## [AIM]
Print every line of the listing exactly, please.

## [DATA SUPPLIED]

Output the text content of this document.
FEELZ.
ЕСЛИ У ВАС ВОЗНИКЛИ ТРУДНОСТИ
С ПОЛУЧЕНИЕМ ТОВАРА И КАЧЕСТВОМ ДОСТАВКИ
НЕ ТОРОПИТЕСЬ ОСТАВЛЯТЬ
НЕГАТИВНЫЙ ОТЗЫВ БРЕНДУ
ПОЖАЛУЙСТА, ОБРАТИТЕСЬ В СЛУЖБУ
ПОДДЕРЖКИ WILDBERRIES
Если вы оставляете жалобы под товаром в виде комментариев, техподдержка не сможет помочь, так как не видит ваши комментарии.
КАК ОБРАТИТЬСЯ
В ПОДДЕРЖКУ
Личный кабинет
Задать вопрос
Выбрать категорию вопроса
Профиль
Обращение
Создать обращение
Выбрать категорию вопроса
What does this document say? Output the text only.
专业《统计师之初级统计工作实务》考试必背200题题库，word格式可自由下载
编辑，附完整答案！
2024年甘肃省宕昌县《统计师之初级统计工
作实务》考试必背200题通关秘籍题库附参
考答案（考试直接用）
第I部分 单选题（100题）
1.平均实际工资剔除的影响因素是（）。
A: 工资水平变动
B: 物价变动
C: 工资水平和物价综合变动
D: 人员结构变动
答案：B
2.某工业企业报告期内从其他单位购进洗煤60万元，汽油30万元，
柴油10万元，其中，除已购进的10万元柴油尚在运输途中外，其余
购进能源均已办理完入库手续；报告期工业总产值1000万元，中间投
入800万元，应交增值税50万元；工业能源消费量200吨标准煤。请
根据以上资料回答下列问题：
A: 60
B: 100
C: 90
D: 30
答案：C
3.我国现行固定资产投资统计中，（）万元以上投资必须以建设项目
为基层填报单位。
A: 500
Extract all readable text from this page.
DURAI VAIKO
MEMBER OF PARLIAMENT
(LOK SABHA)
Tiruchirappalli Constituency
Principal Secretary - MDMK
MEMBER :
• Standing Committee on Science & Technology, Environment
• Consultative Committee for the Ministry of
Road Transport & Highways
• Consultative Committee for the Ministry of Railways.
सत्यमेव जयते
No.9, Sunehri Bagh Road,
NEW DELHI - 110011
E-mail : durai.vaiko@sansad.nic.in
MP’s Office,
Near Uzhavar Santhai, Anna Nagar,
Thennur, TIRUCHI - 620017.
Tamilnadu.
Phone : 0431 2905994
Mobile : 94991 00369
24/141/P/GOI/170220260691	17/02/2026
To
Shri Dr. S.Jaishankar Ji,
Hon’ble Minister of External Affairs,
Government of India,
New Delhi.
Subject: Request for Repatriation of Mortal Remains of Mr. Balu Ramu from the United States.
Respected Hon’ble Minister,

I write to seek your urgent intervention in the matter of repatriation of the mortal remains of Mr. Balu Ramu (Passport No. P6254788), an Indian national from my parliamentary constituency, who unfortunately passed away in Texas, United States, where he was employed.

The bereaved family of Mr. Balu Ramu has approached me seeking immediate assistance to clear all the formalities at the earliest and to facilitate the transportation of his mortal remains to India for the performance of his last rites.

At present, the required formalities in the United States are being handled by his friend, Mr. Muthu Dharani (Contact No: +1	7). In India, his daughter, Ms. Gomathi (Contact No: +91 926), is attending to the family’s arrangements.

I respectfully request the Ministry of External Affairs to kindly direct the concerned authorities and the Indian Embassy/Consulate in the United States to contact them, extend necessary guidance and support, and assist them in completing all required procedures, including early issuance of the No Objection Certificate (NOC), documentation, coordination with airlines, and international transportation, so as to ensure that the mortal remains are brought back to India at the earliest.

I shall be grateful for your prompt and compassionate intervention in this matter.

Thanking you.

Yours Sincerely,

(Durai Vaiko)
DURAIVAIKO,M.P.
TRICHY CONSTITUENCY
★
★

## [ANSWER IN FULL]
Output the text content of this document.
FEELZ.
ЕСЛИ У ВАС ВОЗНИКЛИ ТРУДНОСТИ
С ПОЛУЧЕНИЕМ ТОВАРА И КАЧЕСТВОМ ДОСТАВКИ
НЕ ТОРОПИТЕСЬ ОСТАВЛЯТЬ
НЕГАТИВНЫЙ ОТЗЫВ БРЕНДУ
ПОЖАЛУЙСТА, ОБРАТИТЕСЬ В СЛУЖБУ
ПОДДЕРЖКИ WILDBERRIES
Если вы оставляете жалобы под товаром в виде комментариев, техподдержка не сможет помочь, так как не видит ваши комментарии.
КАК ОБРАТИТЬСЯ
В ПОДДЕРЖКУ
Личный кабинет
Задать вопрос
Выбрать категорию вопроса
Профиль
Обращение
Создать обращение
Выбрать категорию вопроса
What does this document say? Output the text only.
专业《统计师之初级统计工作实务》考试必背200题题库，word格式可自由下载
编辑，附完整答案！
2024年甘肃省宕昌县《统计师之初级统计工
作实务》考试必背200题通关秘籍题库附参
考答案（考试直接用）
第I部分 单选题（100题）
1.平均实际工资剔除的影响因素是（）。
A: 工资水平变动
B: 物价变动
C: 工资水平和物价综合变动
D: 人员结构变动
答案：B
2.某工业企业报告期内从其他单位购进洗煤60万元，汽油30万元，
柴油10万元，其中，除已购进的10万元柴油尚在运输途中外，其余
购进能源均已办理完入库手续；报告期工业总产值1000万元，中间投
入800万元，应交增值税50万元；工业能源消费量200吨标准煤。请
根据以上资料回答下列问题：
A: 60
B: 100
C: 90
D: 30
答案：C
3.我国现行固定资产投资统计中，（）万元以上投资必须以建设项目
为基层填报单位。
A: 500
Extract all readable text from this page.
DURAI VAIKO
MEMBER OF PARLIAMENT
(LOK SABHA)
Tiruchirappalli Constituency
Principal Secretary - MDMK
MEMBER :
• Standing Committee on Science & Technology, Environment
• Consultative Committee for the Ministry of
Road Transport & Highways
• Consultative Committee for the Ministry of Railways.
सत्यमेव जयते
No.9, Sunehri Bagh Road,
NEW DELHI - 110011
E-mail : durai.vaiko@sansad.nic.in
MP’s Office,
Near Uzhavar Santhai, Anna Nagar,
Thennur, TIRUCHI - 620017.
Tamilnadu.
Phone : 0431 2905994
Mobile : 94991 00369
24/141/P/GOI/170220260691	17/02/2026
To
Shri Dr. S.Jaishankar Ji,
Hon’ble Minister of External Affairs,
Government of India,
New Delhi.
Subject: Request for Repatriation of Mortal Remains of Mr. Balu Ramu from the United States.
Respected Hon’ble Minister,

I write to seek your urgent intervention in the matter of repatriation of the mortal remains of Mr. Balu Ramu (Passport No. P6254788), an Indian national from my parliamentary constituency, who unfortunately passed away in Texas, United States, where he was employed.

The bereaved family of Mr. Balu Ramu has approached me seeking immediate assistance to clear all the formalities at the earliest and to facilitate the transportation of his mortal remains to India for the performance of his last rites.

At present, the required formalities in the United States are being handled by his friend, Mr. Muthu Dharani (Contact No: +1	7). In India, his daughter, Ms. Gomathi (Contact No: +91 926), is attending to the family’s arrangements.

I respectfully request the Ministry of External Affairs to kindly direct the concerned authorities and the Indian Embassy/Consulate in the United States to contact them, extend necessary guidance and support, and assist them in completing all required procedures, including early issuance of the No Objection Certificate (NOC), documentation, coordination with airlines, and international transportation, so as to ensure that the mortal remains are brought back to India at the earliest.

I shall be grateful for your prompt and compassionate intervention in this matter.

Thanking you.

Yours Sincerely,

(Durai Vaiko)
DURAIVAIKO,M.P.
TRICHY CONSTITUENCY
★
★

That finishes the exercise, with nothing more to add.